Task prompt: Your task is to print every entry below exactly as given.

Supplied information:
▼▼▼

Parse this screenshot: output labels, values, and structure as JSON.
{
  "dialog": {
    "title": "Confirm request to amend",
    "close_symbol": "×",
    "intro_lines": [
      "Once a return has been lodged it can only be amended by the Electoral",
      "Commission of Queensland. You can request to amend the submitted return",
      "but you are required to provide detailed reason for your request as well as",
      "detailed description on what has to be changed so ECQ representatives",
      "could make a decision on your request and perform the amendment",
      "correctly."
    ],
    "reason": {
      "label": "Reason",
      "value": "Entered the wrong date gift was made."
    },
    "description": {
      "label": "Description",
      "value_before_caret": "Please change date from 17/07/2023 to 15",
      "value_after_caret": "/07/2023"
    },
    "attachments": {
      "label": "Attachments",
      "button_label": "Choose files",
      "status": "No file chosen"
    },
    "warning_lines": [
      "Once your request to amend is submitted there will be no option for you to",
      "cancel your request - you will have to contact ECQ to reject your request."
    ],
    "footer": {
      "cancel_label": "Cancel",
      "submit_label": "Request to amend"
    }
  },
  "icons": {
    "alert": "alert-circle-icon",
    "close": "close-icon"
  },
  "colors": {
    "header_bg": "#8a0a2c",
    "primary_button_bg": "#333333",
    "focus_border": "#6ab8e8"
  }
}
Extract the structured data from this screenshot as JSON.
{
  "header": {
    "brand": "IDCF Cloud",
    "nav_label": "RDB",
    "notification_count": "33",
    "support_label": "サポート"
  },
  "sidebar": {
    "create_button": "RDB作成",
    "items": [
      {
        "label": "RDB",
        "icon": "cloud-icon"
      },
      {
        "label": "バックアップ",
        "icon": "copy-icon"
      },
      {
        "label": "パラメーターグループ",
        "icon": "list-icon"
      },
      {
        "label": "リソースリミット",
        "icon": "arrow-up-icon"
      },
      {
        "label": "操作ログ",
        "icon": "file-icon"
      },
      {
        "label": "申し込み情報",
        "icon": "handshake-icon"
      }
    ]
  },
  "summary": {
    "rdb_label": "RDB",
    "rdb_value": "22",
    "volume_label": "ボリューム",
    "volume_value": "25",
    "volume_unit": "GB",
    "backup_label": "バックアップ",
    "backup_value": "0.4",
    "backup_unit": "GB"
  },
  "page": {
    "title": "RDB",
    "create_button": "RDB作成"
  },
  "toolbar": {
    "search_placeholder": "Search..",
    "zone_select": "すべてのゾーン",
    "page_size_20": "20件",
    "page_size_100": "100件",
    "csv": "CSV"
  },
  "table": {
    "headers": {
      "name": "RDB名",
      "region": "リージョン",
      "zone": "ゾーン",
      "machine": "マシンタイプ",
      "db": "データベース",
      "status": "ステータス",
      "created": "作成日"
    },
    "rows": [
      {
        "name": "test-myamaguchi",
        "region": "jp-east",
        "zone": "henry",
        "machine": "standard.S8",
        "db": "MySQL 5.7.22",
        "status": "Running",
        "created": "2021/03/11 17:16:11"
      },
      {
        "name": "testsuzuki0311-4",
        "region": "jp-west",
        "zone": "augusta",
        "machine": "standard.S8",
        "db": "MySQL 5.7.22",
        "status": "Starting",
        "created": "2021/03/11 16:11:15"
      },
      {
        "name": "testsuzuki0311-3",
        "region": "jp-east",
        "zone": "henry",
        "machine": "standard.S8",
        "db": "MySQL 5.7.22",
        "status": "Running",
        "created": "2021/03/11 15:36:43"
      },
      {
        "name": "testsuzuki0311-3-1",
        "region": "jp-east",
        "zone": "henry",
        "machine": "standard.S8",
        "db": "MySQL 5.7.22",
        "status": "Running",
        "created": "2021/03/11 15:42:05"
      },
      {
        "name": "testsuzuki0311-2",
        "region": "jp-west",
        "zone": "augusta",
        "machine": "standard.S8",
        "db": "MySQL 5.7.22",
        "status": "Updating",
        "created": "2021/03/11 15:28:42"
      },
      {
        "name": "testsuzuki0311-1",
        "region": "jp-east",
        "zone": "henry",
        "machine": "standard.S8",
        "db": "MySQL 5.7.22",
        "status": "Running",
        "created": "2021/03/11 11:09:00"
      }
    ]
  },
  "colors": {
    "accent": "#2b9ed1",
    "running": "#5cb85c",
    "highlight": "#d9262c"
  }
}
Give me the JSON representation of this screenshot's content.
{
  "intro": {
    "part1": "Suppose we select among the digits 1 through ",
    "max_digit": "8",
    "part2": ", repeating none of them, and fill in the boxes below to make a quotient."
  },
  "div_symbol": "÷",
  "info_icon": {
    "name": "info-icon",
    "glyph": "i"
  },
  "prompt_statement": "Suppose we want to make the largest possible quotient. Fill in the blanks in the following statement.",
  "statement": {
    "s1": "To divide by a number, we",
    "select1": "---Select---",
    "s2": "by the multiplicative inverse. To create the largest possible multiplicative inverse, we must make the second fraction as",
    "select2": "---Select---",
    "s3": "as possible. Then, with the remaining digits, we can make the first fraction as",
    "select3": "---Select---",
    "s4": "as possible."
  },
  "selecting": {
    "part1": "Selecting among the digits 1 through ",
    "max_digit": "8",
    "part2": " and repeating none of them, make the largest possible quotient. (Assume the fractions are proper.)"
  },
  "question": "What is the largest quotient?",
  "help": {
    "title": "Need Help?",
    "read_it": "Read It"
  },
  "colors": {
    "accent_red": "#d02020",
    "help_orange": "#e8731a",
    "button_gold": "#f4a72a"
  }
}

▲▲▲

Solution:
Parse this screenshot: output labels, values, and structure as JSON.
{
  "dialog": {
    "title": "Confirm request to amend",
    "close_symbol": "×",
    "intro_lines": [
      "Once a return has been lodged it can only be amended by the Electoral",
      "Commission of Queensland. You can request to amend the submitted return",
      "but you are required to provide detailed reason for your request as well as",
      "detailed description on what has to be changed so ECQ representatives",
      "could make a decision on your request and perform the amendment",
      "correctly."
    ],
    "reason": {
      "label": "Reason",
      "value": "Entered the wrong date gift was made."
    },
    "description": {
      "label": "Description",
      "value_before_caret": "Please change date from 17/07/2023 to 15",
      "value_after_caret": "/07/2023"
    },
    "attachments": {
      "label": "Attachments",
      "button_label": "Choose files",
      "status": "No file chosen"
    },
    "warning_lines": [
      "Once your request to amend is submitted there will be no option for you to",
      "cancel your request - you will have to contact ECQ to reject your request."
    ],
    "footer": {
      "cancel_label": "Cancel",
      "submit_label": "Request to amend"
    }
  },
  "icons": {
    "alert": "alert-circle-icon",
    "close": "close-icon"
  },
  "colors": {
    "header_bg": "#8a0a2c",
    "primary_button_bg": "#333333",
    "focus_border": "#6ab8e8"
  }
}
Extract the structured data from this screenshot as JSON.
{
  "header": {
    "brand": "IDCF Cloud",
    "nav_label": "RDB",
    "notification_count": "33",
    "support_label": "サポート"
  },
  "sidebar": {
    "create_button": "RDB作成",
    "items": [
      {
        "label": "RDB",
        "icon": "cloud-icon"
      },
      {
        "label": "バックアップ",
        "icon": "copy-icon"
      },
      {
        "label": "パラメーターグループ",
        "icon": "list-icon"
      },
      {
        "label": "リソースリミット",
        "icon": "arrow-up-icon"
      },
      {
        "label": "操作ログ",
        "icon": "file-icon"
      },
      {
        "label": "申し込み情報",
        "icon": "handshake-icon"
      }
    ]
  },
  "summary": {
    "rdb_label": "RDB",
    "rdb_value": "22",
    "volume_label": "ボリューム",
    "volume_value": "25",
    "volume_unit": "GB",
    "backup_label": "バックアップ",
    "backup_value": "0.4",
    "backup_unit": "GB"
  },
  "page": {
    "title": "RDB",
    "create_button": "RDB作成"
  },
  "toolbar": {
    "search_placeholder": "Search..",
    "zone_select": "すべてのゾーン",
    "page_size_20": "20件",
    "page_size_100": "100件",
    "csv": "CSV"
  },
  "table": {
    "headers": {
      "name": "RDB名",
      "region": "リージョン",
      "zone": "ゾーン",
      "machine": "マシンタイプ",
      "db": "データベース",
      "status": "ステータス",
      "created": "作成日"
    },
    "rows": [
      {
        "name": "test-myamaguchi",
        "region": "jp-east",
        "zone": "henry",
        "machine": "standard.S8",
        "db": "MySQL 5.7.22",
        "status": "Running",
        "created": "2021/03/11 17:16:11"
      },
      {
        "name": "testsuzuki0311-4",
        "region": "jp-west",
        "zone": "augusta",
        "machine": "standard.S8",
        "db": "MySQL 5.7.22",
        "status": "Starting",
        "created": "2021/03/11 16:11:15"
      },
      {
        "name": "testsuzuki0311-3",
        "region": "jp-east",
        "zone": "henry",
        "machine": "standard.S8",
        "db": "MySQL 5.7.22",
        "status": "Running",
        "created": "2021/03/11 15:36:43"
      },
      {
        "name": "testsuzuki0311-3-1",
        "region": "jp-east",
        "zone": "henry",
        "machine": "standard.S8",
        "db": "MySQL 5.7.22",
        "status": "Running",
        "created": "2021/03/11 15:42:05"
      },
      {
        "name": "testsuzuki0311-2",
        "region": "jp-west",
        "zone": "augusta",
        "machine": "standard.S8",
        "db": "MySQL 5.7.22",
        "status": "Updating",
        "created": "2021/03/11 15:28:42"
      },
      {
        "name": "testsuzuki0311-1",
        "region": "jp-east",
        "zone": "henry",
        "machine": "standard.S8",
        "db": "MySQL 5.7.22",
        "status": "Running",
        "created": "2021/03/11 11:09:00"
      }
    ]
  },
  "colors": {
    "accent": "#2b9ed1",
    "running": "#5cb85c",
    "highlight": "#d9262c"
  }
}
Give me the JSON representation of this screenshot's content.
{
  "intro": {
    "part1": "Suppose we select among the digits 1 through ",
    "max_digit": "8",
    "part2": ", repeating none of them, and fill in the boxes below to make a quotient."
  },
  "div_symbol": "÷",
  "info_icon": {
    "name": "info-icon",
    "glyph": "i"
  },
  "prompt_statement": "Suppose we want to make the largest possible quotient. Fill in the blanks in the following statement.",
  "statement": {
    "s1": "To divide by a number, we",
    "select1": "---Select---",
    "s2": "by the multiplicative inverse. To create the largest possible multiplicative inverse, we must make the second fraction as",
    "select2": "---Select---",
    "s3": "as possible. Then, with the remaining digits, we can make the first fraction as",
    "select3": "---Select---",
    "s4": "as possible."
  },
  "selecting": {
    "part1": "Selecting among the digits 1 through ",
    "max_digit": "8",
    "part2": " and repeating none of them, make the largest possible quotient. (Assume the fractions are proper.)"
  },
  "question": "What is the largest quotient?",
  "help": {
    "title": "Need Help?",
    "read_it": "Read It"
  },
  "colors": {
    "accent_red": "#d02020",
    "help_orange": "#e8731a",
    "button_gold": "#f4a72a"
  }
}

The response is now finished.